● What the exercise asks: Present the following data again exactly as it is shown.

# Start of Excerpted records

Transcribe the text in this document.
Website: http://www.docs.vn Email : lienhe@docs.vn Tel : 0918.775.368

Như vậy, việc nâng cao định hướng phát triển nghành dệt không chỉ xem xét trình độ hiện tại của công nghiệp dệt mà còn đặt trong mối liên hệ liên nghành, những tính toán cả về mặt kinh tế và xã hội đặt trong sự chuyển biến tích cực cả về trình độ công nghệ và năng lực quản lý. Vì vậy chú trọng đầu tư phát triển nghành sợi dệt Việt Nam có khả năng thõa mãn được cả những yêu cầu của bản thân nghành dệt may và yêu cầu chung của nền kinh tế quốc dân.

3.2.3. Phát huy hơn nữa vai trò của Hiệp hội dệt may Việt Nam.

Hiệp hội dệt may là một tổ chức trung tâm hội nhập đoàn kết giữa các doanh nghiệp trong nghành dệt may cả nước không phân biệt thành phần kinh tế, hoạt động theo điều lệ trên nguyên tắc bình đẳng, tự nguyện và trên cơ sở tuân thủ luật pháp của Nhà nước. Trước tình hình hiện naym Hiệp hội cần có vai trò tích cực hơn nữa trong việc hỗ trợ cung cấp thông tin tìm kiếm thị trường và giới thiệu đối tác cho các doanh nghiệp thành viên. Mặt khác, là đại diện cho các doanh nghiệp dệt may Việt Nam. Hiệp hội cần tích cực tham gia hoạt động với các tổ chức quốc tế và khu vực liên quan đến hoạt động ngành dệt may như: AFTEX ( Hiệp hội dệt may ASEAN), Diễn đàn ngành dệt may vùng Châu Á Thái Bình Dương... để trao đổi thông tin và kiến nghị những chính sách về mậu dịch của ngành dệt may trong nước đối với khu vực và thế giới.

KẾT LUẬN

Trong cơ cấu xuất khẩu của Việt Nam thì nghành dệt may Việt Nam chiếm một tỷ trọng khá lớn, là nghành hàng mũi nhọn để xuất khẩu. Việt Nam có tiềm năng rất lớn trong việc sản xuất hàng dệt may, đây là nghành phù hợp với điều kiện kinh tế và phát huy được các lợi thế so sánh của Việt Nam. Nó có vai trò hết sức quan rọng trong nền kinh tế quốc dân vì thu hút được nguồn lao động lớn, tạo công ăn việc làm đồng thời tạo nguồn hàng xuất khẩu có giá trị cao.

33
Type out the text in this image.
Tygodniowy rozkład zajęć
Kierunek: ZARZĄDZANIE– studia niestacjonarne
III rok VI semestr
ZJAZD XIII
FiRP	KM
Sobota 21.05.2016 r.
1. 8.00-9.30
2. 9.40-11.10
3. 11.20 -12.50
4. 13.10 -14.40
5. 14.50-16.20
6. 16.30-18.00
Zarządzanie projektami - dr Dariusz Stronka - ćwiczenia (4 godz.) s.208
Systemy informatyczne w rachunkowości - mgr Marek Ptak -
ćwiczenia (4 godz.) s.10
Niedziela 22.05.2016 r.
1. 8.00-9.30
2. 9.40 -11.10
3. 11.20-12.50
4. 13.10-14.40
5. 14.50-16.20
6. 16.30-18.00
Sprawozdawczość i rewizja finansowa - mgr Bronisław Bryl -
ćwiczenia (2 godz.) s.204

# End of Excerpted records

● Response to the task:
Transcribe the text in this document.
Website: http://www.docs.vn Email : lienhe@docs.vn Tel : 0918.775.368

Như vậy, việc nâng cao định hướng phát triển nghành dệt không chỉ xem xét trình độ hiện tại của công nghiệp dệt mà còn đặt trong mối liên hệ liên nghành, những tính toán cả về mặt kinh tế và xã hội đặt trong sự chuyển biến tích cực cả về trình độ công nghệ và năng lực quản lý. Vì vậy chú trọng đầu tư phát triển nghành sợi dệt Việt Nam có khả năng thõa mãn được cả những yêu cầu của bản thân nghành dệt may và yêu cầu chung của nền kinh tế quốc dân.

3.2.3. Phát huy hơn nữa vai trò của Hiệp hội dệt may Việt Nam.

Hiệp hội dệt may là một tổ chức trung tâm hội nhập đoàn kết giữa các doanh nghiệp trong nghành dệt may cả nước không phân biệt thành phần kinh tế, hoạt động theo điều lệ trên nguyên tắc bình đẳng, tự nguyện và trên cơ sở tuân thủ luật pháp của Nhà nước. Trước tình hình hiện naym Hiệp hội cần có vai trò tích cực hơn nữa trong việc hỗ trợ cung cấp thông tin tìm kiếm thị trường và giới thiệu đối tác cho các doanh nghiệp thành viên. Mặt khác, là đại diện cho các doanh nghiệp dệt may Việt Nam. Hiệp hội cần tích cực tham gia hoạt động với các tổ chức quốc tế và khu vực liên quan đến hoạt động ngành dệt may như: AFTEX ( Hiệp hội dệt may ASEAN), Diễn đàn ngành dệt may vùng Châu Á Thái Bình Dương... để trao đổi thông tin và kiến nghị những chính sách về mậu dịch của ngành dệt may trong nước đối với khu vực và thế giới.

KẾT LUẬN

Trong cơ cấu xuất khẩu của Việt Nam thì nghành dệt may Việt Nam chiếm một tỷ trọng khá lớn, là nghành hàng mũi nhọn để xuất khẩu. Việt Nam có tiềm năng rất lớn trong việc sản xuất hàng dệt may, đây là nghành phù hợp với điều kiện kinh tế và phát huy được các lợi thế so sánh của Việt Nam. Nó có vai trò hết sức quan rọng trong nền kinh tế quốc dân vì thu hút được nguồn lao động lớn, tạo công ăn việc làm đồng thời tạo nguồn hàng xuất khẩu có giá trị cao.

33
Type out the text in this image.
Tygodniowy rozkład zajęć
Kierunek: ZARZĄDZANIE– studia niestacjonarne
III rok VI semestr
ZJAZD XIII
FiRP	KM
Sobota 21.05.2016 r.
1. 8.00-9.30
2. 9.40-11.10
3. 11.20 -12.50
4. 13.10 -14.40
5. 14.50-16.20
6. 16.30-18.00
Zarządzanie projektami - dr Dariusz Stronka - ćwiczenia (4 godz.) s.208
Systemy informatyczne w rachunkowości - mgr Marek Ptak -
ćwiczenia (4 godz.) s.10
Niedziela 22.05.2016 r.
1. 8.00-9.30
2. 9.40 -11.10
3. 11.20-12.50
4. 13.10-14.40
5. 14.50-16.20
6. 16.30-18.00
Sprawozdawczość i rewizja finansowa - mgr Bronisław Bryl -
ćwiczenia (2 godz.) s.204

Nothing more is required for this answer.